_SHORT EXERCISE_: Print the listing that follows, character for character.

───

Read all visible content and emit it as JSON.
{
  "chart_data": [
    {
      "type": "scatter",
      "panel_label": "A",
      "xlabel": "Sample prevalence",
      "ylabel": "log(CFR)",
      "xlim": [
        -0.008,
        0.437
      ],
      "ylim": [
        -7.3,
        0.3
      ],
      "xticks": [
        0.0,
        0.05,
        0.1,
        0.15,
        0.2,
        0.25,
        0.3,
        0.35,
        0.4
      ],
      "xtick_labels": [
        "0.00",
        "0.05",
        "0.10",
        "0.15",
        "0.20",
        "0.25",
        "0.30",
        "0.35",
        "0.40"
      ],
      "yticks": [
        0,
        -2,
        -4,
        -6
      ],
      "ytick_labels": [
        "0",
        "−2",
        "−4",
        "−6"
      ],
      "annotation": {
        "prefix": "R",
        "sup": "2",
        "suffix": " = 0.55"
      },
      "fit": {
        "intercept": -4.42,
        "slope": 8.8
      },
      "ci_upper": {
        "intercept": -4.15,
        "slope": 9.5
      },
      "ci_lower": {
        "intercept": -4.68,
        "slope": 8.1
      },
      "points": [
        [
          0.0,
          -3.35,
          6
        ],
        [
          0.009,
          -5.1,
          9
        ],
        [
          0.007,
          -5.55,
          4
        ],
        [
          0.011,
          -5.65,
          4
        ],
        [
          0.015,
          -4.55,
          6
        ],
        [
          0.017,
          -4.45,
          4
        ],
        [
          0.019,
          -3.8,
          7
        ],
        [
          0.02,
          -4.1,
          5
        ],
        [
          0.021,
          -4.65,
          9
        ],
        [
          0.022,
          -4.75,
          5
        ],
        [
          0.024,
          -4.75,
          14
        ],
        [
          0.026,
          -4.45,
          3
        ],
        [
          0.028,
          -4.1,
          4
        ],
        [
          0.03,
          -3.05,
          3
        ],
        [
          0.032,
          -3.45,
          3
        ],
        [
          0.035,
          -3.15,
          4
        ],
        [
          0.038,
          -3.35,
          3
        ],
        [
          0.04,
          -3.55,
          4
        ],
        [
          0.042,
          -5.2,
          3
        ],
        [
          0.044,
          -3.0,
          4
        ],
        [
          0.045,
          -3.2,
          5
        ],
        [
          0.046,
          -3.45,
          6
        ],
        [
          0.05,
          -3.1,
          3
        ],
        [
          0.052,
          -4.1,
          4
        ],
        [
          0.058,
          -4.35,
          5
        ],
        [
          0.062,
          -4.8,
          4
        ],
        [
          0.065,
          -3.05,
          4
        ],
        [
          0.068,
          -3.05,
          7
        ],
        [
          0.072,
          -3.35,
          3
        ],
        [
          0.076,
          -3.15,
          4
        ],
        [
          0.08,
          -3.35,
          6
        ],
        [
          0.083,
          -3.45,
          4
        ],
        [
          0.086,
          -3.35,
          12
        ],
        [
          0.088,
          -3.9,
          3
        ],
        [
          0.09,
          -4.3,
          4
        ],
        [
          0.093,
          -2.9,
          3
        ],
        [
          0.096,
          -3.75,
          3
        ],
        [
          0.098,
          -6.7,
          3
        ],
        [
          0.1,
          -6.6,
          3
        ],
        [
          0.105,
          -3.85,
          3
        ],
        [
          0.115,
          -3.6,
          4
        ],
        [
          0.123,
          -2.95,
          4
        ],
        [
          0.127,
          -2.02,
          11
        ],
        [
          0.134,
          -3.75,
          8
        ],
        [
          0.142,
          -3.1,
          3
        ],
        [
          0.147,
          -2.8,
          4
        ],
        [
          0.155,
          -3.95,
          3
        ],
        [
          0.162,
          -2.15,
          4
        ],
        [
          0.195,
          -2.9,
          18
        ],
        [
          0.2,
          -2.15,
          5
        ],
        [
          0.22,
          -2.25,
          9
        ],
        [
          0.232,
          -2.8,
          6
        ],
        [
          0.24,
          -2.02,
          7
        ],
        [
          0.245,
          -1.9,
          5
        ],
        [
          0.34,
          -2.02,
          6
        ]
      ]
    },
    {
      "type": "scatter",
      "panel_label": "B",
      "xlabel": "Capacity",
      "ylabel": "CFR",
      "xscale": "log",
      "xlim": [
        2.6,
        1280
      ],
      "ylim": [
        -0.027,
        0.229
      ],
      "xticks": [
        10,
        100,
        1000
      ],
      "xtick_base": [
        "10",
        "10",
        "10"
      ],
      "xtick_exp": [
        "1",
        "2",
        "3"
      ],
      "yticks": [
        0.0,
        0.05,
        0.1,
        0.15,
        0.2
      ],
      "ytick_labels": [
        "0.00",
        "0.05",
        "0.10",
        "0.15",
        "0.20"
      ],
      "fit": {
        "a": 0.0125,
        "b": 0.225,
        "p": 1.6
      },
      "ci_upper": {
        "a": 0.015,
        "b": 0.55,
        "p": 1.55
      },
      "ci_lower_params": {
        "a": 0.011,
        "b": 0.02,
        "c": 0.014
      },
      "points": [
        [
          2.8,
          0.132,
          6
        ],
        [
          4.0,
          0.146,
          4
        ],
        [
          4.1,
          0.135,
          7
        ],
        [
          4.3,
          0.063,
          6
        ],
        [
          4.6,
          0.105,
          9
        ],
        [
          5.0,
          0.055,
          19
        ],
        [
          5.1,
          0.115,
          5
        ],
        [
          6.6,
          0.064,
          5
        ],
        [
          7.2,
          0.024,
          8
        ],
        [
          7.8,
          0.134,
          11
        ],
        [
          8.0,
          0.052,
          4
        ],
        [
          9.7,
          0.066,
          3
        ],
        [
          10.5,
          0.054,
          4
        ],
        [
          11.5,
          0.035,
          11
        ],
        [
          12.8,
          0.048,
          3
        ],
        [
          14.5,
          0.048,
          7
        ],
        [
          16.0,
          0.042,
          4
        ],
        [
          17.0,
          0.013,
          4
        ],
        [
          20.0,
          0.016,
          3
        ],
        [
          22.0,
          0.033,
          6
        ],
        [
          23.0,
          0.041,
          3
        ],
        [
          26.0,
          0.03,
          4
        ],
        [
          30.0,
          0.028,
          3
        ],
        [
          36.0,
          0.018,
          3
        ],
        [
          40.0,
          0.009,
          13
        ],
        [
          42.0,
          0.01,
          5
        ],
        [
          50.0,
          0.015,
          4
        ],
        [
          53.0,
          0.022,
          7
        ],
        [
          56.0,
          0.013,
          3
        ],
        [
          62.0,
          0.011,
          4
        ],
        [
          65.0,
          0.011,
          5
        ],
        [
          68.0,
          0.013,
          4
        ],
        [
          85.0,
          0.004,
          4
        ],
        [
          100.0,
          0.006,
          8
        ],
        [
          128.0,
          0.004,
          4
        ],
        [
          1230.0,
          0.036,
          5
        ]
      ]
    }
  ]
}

───

_CORRECT RESULT_:
Read all visible content and emit it as JSON.
{
  "chart_data": [
    {
      "type": "scatter",
      "panel_label": "A",
      "xlabel": "Sample prevalence",
      "ylabel": "log(CFR)",
      "xlim": [
        -0.008,
        0.437
      ],
      "ylim": [
        -7.3,
        0.3
      ],
      "xticks": [
        0.0,
        0.05,
        0.1,
        0.15,
        0.2,
        0.25,
        0.3,
        0.35,
        0.4
      ],
      "xtick_labels": [
        "0.00",
        "0.05",
        "0.10",
        "0.15",
        "0.20",
        "0.25",
        "0.30",
        "0.35",
        "0.40"
      ],
      "yticks": [
        0,
        -2,
        -4,
        -6
      ],
      "ytick_labels": [
        "0",
        "−2",
        "−4",
        "−6"
      ],
      "annotation": {
        "prefix": "R",
        "sup": "2",
        "suffix": " = 0.55"
      },
      "fit": {
        "intercept": -4.42,
        "slope": 8.8
      },
      "ci_upper": {
        "intercept": -4.15,
        "slope": 9.5
      },
      "ci_lower": {
        "intercept": -4.68,
        "slope": 8.1
      },
      "points": [
        [
          0.0,
          -3.35,
          6
        ],
        [
          0.009,
          -5.1,
          9
        ],
        [
          0.007,
          -5.55,
          4
        ],
        [
          0.011,
          -5.65,
          4
        ],
        [
          0.015,
          -4.55,
          6
        ],
        [
          0.017,
          -4.45,
          4
        ],
        [
          0.019,
          -3.8,
          7
        ],
        [
          0.02,
          -4.1,
          5
        ],
        [
          0.021,
          -4.65,
          9
        ],
        [
          0.022,
          -4.75,
          5
        ],
        [
          0.024,
          -4.75,
          14
        ],
        [
          0.026,
          -4.45,
          3
        ],
        [
          0.028,
          -4.1,
          4
        ],
        [
          0.03,
          -3.05,
          3
        ],
        [
          0.032,
          -3.45,
          3
        ],
        [
          0.035,
          -3.15,
          4
        ],
        [
          0.038,
          -3.35,
          3
        ],
        [
          0.04,
          -3.55,
          4
        ],
        [
          0.042,
          -5.2,
          3
        ],
        [
          0.044,
          -3.0,
          4
        ],
        [
          0.045,
          -3.2,
          5
        ],
        [
          0.046,
          -3.45,
          6
        ],
        [
          0.05,
          -3.1,
          3
        ],
        [
          0.052,
          -4.1,
          4
        ],
        [
          0.058,
          -4.35,
          5
        ],
        [
          0.062,
          -4.8,
          4
        ],
        [
          0.065,
          -3.05,
          4
        ],
        [
          0.068,
          -3.05,
          7
        ],
        [
          0.072,
          -3.35,
          3
        ],
        [
          0.076,
          -3.15,
          4
        ],
        [
          0.08,
          -3.35,
          6
        ],
        [
          0.083,
          -3.45,
          4
        ],
        [
          0.086,
          -3.35,
          12
        ],
        [
          0.088,
          -3.9,
          3
        ],
        [
          0.09,
          -4.3,
          4
        ],
        [
          0.093,
          -2.9,
          3
        ],
        [
          0.096,
          -3.75,
          3
        ],
        [
          0.098,
          -6.7,
          3
        ],
        [
          0.1,
          -6.6,
          3
        ],
        [
          0.105,
          -3.85,
          3
        ],
        [
          0.115,
          -3.6,
          4
        ],
        [
          0.123,
          -2.95,
          4
        ],
        [
          0.127,
          -2.02,
          11
        ],
        [
          0.134,
          -3.75,
          8
        ],
        [
          0.142,
          -3.1,
          3
        ],
        [
          0.147,
          -2.8,
          4
        ],
        [
          0.155,
          -3.95,
          3
        ],
        [
          0.162,
          -2.15,
          4
        ],
        [
          0.195,
          -2.9,
          18
        ],
        [
          0.2,
          -2.15,
          5
        ],
        [
          0.22,
          -2.25,
          9
        ],
        [
          0.232,
          -2.8,
          6
        ],
        [
          0.24,
          -2.02,
          7
        ],
        [
          0.245,
          -1.9,
          5
        ],
        [
          0.34,
          -2.02,
          6
        ]
      ]
    },
    {
      "type": "scatter",
      "panel_label": "B",
      "xlabel": "Capacity",
      "ylabel": "CFR",
      "xscale": "log",
      "xlim": [
        2.6,
        1280
      ],
      "ylim": [
        -0.027,
        0.229
      ],
      "xticks": [
        10,
        100,
        1000
      ],
      "xtick_base": [
        "10",
        "10",
        "10"
      ],
      "xtick_exp": [
        "1",
        "2",
        "3"
      ],
      "yticks": [
        0.0,
        0.05,
        0.1,
        0.15,
        0.2
      ],
      "ytick_labels": [
        "0.00",
        "0.05",
        "0.10",
        "0.15",
        "0.20"
      ],
      "fit": {
        "a": 0.0125,
        "b": 0.225,
        "p": 1.6
      },
      "ci_upper": {
        "a": 0.015,
        "b": 0.55,
        "p": 1.55
      },
      "ci_lower_params": {
        "a": 0.011,
        "b": 0.02,
        "c": 0.014
      },
      "points": [
        [
          2.8,
          0.132,
          6
        ],
        [
          4.0,
          0.146,
          4
        ],
        [
          4.1,
          0.135,
          7
        ],
        [
          4.3,
          0.063,
          6
        ],
        [
          4.6,
          0.105,
          9
        ],
        [
          5.0,
          0.055,
          19
        ],
        [
          5.1,
          0.115,
          5
        ],
        [
          6.6,
          0.064,
          5
        ],
        [
          7.2,
          0.024,
          8
        ],
        [
          7.8,
          0.134,
          11
        ],
        [
          8.0,
          0.052,
          4
        ],
        [
          9.7,
          0.066,
          3
        ],
        [
          10.5,
          0.054,
          4
        ],
        [
          11.5,
          0.035,
          11
        ],
        [
          12.8,
          0.048,
          3
        ],
        [
          14.5,
          0.048,
          7
        ],
        [
          16.0,
          0.042,
          4
        ],
        [
          17.0,
          0.013,
          4
        ],
        [
          20.0,
          0.016,
          3
        ],
        [
          22.0,
          0.033,
          6
        ],
        [
          23.0,
          0.041,
          3
        ],
        [
          26.0,
          0.03,
          4
        ],
        [
          30.0,
          0.028,
          3
        ],
        [
          36.0,
          0.018,
          3
        ],
        [
          40.0,
          0.009,
          13
        ],
        [
          42.0,
          0.01,
          5
        ],
        [
          50.0,
          0.015,
          4
        ],
        [
          53.0,
          0.022,
          7
        ],
        [
          56.0,
          0.013,
          3
        ],
        [
          62.0,
          0.011,
          4
        ],
        [
          65.0,
          0.011,
          5
        ],
        [
          68.0,
          0.013,
          4
        ],
        [
          85.0,
          0.004,
          4
        ],
        [
          100.0,
          0.006,
          8
        ],
        [
          128.0,
          0.004,
          4
        ],
        [
          1230.0,
          0.036,
          5
        ]
      ]
    }
  ]
}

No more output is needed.